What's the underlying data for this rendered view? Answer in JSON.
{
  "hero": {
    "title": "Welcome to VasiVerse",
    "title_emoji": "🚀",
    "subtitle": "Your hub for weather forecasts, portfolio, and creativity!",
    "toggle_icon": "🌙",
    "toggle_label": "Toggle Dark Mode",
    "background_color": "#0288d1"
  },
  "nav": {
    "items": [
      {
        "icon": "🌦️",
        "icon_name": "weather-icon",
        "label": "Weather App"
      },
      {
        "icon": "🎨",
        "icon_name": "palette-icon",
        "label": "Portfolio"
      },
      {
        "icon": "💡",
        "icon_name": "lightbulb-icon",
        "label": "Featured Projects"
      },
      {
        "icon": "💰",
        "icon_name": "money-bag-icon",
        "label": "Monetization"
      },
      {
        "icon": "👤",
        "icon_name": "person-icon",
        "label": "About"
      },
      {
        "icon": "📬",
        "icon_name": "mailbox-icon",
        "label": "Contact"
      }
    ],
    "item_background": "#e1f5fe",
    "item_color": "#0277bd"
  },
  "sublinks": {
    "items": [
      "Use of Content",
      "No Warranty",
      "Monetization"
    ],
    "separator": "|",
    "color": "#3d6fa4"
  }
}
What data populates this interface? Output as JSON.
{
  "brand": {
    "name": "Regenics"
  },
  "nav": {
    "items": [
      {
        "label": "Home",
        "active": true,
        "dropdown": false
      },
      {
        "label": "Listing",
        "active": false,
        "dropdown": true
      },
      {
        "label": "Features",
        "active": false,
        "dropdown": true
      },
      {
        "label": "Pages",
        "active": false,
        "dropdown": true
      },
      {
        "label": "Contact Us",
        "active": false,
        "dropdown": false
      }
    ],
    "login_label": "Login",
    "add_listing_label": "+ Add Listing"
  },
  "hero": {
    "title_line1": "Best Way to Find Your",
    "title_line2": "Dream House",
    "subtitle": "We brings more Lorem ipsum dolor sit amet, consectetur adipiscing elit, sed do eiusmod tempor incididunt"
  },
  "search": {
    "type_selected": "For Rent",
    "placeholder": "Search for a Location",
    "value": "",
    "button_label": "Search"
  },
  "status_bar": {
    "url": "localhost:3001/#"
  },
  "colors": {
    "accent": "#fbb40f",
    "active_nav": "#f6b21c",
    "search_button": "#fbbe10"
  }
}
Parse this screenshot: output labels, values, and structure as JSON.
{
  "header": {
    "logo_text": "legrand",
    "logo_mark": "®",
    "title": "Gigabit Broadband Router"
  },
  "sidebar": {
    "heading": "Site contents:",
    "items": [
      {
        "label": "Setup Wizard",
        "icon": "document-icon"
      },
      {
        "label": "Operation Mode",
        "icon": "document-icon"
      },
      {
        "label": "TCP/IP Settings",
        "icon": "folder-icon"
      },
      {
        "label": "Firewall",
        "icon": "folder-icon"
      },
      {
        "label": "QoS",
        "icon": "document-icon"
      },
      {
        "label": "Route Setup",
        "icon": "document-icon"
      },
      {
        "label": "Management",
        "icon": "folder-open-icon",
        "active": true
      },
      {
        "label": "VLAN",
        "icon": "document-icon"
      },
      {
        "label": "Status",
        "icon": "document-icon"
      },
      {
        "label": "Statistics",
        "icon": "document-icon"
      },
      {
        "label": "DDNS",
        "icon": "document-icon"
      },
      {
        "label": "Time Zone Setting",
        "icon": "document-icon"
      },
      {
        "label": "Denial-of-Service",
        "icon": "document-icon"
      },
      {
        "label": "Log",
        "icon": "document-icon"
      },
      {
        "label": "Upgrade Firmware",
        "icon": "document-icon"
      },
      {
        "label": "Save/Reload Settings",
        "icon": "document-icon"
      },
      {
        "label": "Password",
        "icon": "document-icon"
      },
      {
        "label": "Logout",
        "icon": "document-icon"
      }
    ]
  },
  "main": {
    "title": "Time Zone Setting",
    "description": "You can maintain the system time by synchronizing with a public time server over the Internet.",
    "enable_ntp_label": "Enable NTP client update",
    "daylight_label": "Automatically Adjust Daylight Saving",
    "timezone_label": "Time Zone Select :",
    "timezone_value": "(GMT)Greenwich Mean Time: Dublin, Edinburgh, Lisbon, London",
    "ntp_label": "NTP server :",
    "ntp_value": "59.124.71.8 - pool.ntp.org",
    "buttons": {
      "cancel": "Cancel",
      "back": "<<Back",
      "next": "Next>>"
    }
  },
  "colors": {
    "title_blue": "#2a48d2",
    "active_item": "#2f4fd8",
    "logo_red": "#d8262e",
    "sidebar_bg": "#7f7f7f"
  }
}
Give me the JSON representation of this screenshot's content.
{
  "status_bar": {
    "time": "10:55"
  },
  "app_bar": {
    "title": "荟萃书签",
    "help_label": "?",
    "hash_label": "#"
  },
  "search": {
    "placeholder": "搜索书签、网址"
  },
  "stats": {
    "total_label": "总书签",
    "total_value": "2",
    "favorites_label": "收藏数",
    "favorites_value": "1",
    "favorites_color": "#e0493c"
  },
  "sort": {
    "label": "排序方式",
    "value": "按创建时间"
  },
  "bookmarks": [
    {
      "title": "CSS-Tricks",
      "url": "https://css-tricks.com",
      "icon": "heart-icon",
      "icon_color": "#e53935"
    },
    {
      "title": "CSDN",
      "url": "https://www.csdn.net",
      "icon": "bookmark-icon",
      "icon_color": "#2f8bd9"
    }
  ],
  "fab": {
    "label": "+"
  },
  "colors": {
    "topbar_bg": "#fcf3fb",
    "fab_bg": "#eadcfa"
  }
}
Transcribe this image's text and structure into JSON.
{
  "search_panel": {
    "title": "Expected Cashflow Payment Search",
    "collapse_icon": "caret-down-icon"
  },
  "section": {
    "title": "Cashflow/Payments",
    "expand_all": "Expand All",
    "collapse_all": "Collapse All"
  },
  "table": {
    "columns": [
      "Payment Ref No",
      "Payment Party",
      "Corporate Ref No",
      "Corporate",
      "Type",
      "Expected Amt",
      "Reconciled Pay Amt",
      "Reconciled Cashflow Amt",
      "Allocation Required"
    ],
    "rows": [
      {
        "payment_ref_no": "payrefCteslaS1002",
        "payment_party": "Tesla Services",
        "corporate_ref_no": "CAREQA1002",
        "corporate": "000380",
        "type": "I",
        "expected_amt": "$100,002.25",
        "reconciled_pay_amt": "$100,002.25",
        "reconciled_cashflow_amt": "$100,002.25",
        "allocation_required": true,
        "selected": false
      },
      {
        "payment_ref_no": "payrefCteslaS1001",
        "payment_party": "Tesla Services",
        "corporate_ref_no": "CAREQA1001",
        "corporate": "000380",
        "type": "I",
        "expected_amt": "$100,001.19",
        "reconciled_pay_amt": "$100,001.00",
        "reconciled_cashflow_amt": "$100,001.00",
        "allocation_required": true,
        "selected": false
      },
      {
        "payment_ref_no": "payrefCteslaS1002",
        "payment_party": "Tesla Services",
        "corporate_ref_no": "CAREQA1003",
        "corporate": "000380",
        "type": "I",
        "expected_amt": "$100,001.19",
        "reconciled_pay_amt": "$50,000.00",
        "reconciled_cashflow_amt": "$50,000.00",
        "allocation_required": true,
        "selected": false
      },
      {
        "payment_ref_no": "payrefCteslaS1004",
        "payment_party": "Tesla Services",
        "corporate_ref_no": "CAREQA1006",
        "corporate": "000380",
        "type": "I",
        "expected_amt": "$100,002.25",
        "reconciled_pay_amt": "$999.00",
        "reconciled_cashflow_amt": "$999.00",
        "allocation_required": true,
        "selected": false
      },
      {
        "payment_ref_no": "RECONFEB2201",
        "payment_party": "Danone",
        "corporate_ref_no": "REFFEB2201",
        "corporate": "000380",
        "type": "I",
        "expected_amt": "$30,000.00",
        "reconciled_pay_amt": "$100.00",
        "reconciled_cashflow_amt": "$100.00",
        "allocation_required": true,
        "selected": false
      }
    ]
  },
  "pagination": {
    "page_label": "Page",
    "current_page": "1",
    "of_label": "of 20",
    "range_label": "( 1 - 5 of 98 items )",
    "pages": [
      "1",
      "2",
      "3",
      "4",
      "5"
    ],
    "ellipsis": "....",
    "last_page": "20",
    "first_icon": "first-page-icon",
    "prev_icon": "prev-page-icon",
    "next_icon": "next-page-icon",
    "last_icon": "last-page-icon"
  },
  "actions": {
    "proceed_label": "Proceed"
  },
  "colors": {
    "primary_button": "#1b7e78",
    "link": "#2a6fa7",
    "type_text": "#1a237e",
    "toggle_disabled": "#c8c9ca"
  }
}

□ □ □

YOUR GOAL: A single figure is required: the number of lines above in which the word "subtitle" occurs.

EXERCISE ANSWER: 2